(Records from a dataset)
━━━━
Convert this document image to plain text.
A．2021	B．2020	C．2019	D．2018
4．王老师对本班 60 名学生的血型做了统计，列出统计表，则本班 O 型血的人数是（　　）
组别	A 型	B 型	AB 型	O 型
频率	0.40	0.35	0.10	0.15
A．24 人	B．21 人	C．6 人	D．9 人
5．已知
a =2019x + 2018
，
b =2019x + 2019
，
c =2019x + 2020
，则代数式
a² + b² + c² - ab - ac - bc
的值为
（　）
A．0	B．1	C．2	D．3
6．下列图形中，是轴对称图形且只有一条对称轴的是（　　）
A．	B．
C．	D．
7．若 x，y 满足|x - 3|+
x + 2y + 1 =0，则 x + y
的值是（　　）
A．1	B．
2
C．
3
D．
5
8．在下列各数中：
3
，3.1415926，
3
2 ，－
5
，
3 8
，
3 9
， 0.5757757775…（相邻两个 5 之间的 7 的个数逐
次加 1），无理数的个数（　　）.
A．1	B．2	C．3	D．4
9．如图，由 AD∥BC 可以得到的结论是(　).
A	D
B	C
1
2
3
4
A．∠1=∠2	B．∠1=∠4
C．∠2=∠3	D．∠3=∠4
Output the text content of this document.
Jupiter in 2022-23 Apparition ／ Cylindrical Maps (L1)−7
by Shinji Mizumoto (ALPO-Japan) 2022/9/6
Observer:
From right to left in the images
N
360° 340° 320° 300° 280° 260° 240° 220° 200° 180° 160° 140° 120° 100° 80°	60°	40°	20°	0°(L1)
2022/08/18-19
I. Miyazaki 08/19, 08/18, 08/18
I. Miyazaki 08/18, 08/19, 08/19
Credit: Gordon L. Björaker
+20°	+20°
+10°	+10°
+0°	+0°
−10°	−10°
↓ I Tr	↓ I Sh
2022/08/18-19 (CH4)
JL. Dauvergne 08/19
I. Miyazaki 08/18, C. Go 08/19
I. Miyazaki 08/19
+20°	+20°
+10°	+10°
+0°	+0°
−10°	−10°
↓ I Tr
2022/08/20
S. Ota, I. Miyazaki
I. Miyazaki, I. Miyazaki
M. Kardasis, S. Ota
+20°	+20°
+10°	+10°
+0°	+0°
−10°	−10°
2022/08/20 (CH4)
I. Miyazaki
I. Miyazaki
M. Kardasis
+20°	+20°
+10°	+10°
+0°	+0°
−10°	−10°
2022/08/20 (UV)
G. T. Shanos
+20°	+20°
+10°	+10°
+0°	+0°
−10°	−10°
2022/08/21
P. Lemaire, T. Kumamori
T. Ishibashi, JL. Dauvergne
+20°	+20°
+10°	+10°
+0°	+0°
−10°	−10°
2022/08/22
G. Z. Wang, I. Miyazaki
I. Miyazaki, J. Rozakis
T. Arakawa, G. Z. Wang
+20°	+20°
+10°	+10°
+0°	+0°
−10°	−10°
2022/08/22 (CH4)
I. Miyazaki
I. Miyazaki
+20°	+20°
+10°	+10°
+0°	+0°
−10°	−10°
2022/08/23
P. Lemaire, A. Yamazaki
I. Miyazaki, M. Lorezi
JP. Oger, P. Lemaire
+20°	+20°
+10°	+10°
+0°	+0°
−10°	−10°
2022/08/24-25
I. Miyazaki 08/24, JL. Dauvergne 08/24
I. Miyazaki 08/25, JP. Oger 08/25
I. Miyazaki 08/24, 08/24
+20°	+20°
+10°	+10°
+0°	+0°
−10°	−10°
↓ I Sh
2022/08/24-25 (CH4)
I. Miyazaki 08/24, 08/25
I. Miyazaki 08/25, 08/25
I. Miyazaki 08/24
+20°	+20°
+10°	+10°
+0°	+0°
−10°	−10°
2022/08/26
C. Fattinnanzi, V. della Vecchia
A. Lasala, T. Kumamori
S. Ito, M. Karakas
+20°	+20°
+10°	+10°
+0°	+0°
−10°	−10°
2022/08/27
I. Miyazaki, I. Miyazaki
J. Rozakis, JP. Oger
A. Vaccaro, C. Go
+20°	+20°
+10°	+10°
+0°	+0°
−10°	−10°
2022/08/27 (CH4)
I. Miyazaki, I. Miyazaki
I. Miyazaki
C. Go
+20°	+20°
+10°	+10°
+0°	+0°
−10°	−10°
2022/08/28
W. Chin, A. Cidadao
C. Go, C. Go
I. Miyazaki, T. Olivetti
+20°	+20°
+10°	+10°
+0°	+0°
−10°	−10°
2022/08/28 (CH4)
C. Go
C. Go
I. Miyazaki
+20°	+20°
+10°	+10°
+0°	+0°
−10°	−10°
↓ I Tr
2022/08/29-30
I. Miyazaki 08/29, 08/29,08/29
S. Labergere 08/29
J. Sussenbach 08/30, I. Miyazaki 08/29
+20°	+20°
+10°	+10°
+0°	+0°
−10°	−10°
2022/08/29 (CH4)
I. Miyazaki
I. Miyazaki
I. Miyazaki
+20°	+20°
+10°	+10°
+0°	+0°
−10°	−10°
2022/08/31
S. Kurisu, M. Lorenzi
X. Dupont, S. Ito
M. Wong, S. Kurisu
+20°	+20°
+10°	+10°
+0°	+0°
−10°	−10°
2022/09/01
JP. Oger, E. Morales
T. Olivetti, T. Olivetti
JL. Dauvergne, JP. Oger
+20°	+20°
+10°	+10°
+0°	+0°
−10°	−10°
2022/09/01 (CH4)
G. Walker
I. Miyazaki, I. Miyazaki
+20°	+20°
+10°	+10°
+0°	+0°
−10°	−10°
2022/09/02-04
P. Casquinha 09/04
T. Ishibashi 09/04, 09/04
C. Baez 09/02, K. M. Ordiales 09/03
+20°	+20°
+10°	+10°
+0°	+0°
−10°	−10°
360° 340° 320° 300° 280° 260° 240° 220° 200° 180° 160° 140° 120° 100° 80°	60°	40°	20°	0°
━━━━
- Your objective
Make an exact copy of the records.

- Full output
Convert this document image to plain text.
A．2021	B．2020	C．2019	D．2018
4．王老师对本班 60 名学生的血型做了统计，列出统计表，则本班 O 型血的人数是（　　）
组别	A 型	B 型	AB 型	O 型
频率	0.40	0.35	0.10	0.15
A．24 人	B．21 人	C．6 人	D．9 人
5．已知
a =2019x + 2018
，
b =2019x + 2019
，
c =2019x + 2020
，则代数式
a² + b² + c² - ab - ac - bc
的值为
（　）
A．0	B．1	C．2	D．3
6．下列图形中，是轴对称图形且只有一条对称轴的是（　　）
A．	B．
C．	D．
7．若 x，y 满足|x - 3|+
x + 2y + 1 =0，则 x + y
的值是（　　）
A．1	B．
2
C．
3
D．
5
8．在下列各数中：
3
，3.1415926，
3
2 ，－
5
，
3 8
，
3 9
， 0.5757757775…（相邻两个 5 之间的 7 的个数逐
次加 1），无理数的个数（　　）.
A．1	B．2	C．3	D．4
9．如图，由 AD∥BC 可以得到的结论是(　).
A	D
B	C
1
2
3
4
A．∠1=∠2	B．∠1=∠4
C．∠2=∠3	D．∠3=∠4
Output the text content of this document.
Jupiter in 2022-23 Apparition ／ Cylindrical Maps (L1)−7
by Shinji Mizumoto (ALPO-Japan) 2022/9/6
Observer:
From right to left in the images
N
360° 340° 320° 300° 280° 260° 240° 220° 200° 180° 160° 140° 120° 100° 80°	60°	40°	20°	0°(L1)
2022/08/18-19
I. Miyazaki 08/19, 08/18, 08/18
I. Miyazaki 08/18, 08/19, 08/19
Credit: Gordon L. Björaker
+20°	+20°
+10°	+10°
+0°	+0°
−10°	−10°
↓ I Tr	↓ I Sh
2022/08/18-19 (CH4)
JL. Dauvergne 08/19
I. Miyazaki 08/18, C. Go 08/19
I. Miyazaki 08/19
+20°	+20°
+10°	+10°
+0°	+0°
−10°	−10°
↓ I Tr
2022/08/20
S. Ota, I. Miyazaki
I. Miyazaki, I. Miyazaki
M. Kardasis, S. Ota
+20°	+20°
+10°	+10°
+0°	+0°
−10°	−10°
2022/08/20 (CH4)
I. Miyazaki
I. Miyazaki
M. Kardasis
+20°	+20°
+10°	+10°
+0°	+0°
−10°	−10°
2022/08/20 (UV)
G. T. Shanos
+20°	+20°
+10°	+10°
+0°	+0°
−10°	−10°
2022/08/21
P. Lemaire, T. Kumamori
T. Ishibashi, JL. Dauvergne
+20°	+20°
+10°	+10°
+0°	+0°
−10°	−10°
2022/08/22
G. Z. Wang, I. Miyazaki
I. Miyazaki, J. Rozakis
T. Arakawa, G. Z. Wang
+20°	+20°
+10°	+10°
+0°	+0°
−10°	−10°
2022/08/22 (CH4)
I. Miyazaki
I. Miyazaki
+20°	+20°
+10°	+10°
+0°	+0°
−10°	−10°
2022/08/23
P. Lemaire, A. Yamazaki
I. Miyazaki, M. Lorezi
JP. Oger, P. Lemaire
+20°	+20°
+10°	+10°
+0°	+0°
−10°	−10°
2022/08/24-25
I. Miyazaki 08/24, JL. Dauvergne 08/24
I. Miyazaki 08/25, JP. Oger 08/25
I. Miyazaki 08/24, 08/24
+20°	+20°
+10°	+10°
+0°	+0°
−10°	−10°
↓ I Sh
2022/08/24-25 (CH4)
I. Miyazaki 08/24, 08/25
I. Miyazaki 08/25, 08/25
I. Miyazaki 08/24
+20°	+20°
+10°	+10°
+0°	+0°
−10°	−10°
2022/08/26
C. Fattinnanzi, V. della Vecchia
A. Lasala, T. Kumamori
S. Ito, M. Karakas
+20°	+20°
+10°	+10°
+0°	+0°
−10°	−10°
2022/08/27
I. Miyazaki, I. Miyazaki
J. Rozakis, JP. Oger
A. Vaccaro, C. Go
+20°	+20°
+10°	+10°
+0°	+0°
−10°	−10°
2022/08/27 (CH4)
I. Miyazaki, I. Miyazaki
I. Miyazaki
C. Go
+20°	+20°
+10°	+10°
+0°	+0°
−10°	−10°
2022/08/28
W. Chin, A. Cidadao
C. Go, C. Go
I. Miyazaki, T. Olivetti
+20°	+20°
+10°	+10°
+0°	+0°
−10°	−10°
2022/08/28 (CH4)
C. Go
C. Go
I. Miyazaki
+20°	+20°
+10°	+10°
+0°	+0°
−10°	−10°
↓ I Tr
2022/08/29-30
I. Miyazaki 08/29, 08/29,08/29
S. Labergere 08/29
J. Sussenbach 08/30, I. Miyazaki 08/29
+20°	+20°
+10°	+10°
+0°	+0°
−10°	−10°
2022/08/29 (CH4)
I. Miyazaki
I. Miyazaki
I. Miyazaki
+20°	+20°
+10°	+10°
+0°	+0°
−10°	−10°
2022/08/31
S. Kurisu, M. Lorenzi
X. Dupont, S. Ito
M. Wong, S. Kurisu
+20°	+20°
+10°	+10°
+0°	+0°
−10°	−10°
2022/09/01
JP. Oger, E. Morales
T. Olivetti, T. Olivetti
JL. Dauvergne, JP. Oger
+20°	+20°
+10°	+10°
+0°	+0°
−10°	−10°
2022/09/01 (CH4)
G. Walker
I. Miyazaki, I. Miyazaki
+20°	+20°
+10°	+10°
+0°	+0°
−10°	−10°
2022/09/02-04
P. Casquinha 09/04
T. Ishibashi 09/04, 09/04
C. Baez 09/02, K. M. Ordiales 09/03
+20°	+20°
+10°	+10°
+0°	+0°
−10°	−10°
360° 340° 320° 300° 280° 260° 240° 220° 200° 180° 160° 140° 120° 100° 80°	60°	40°	20°	0°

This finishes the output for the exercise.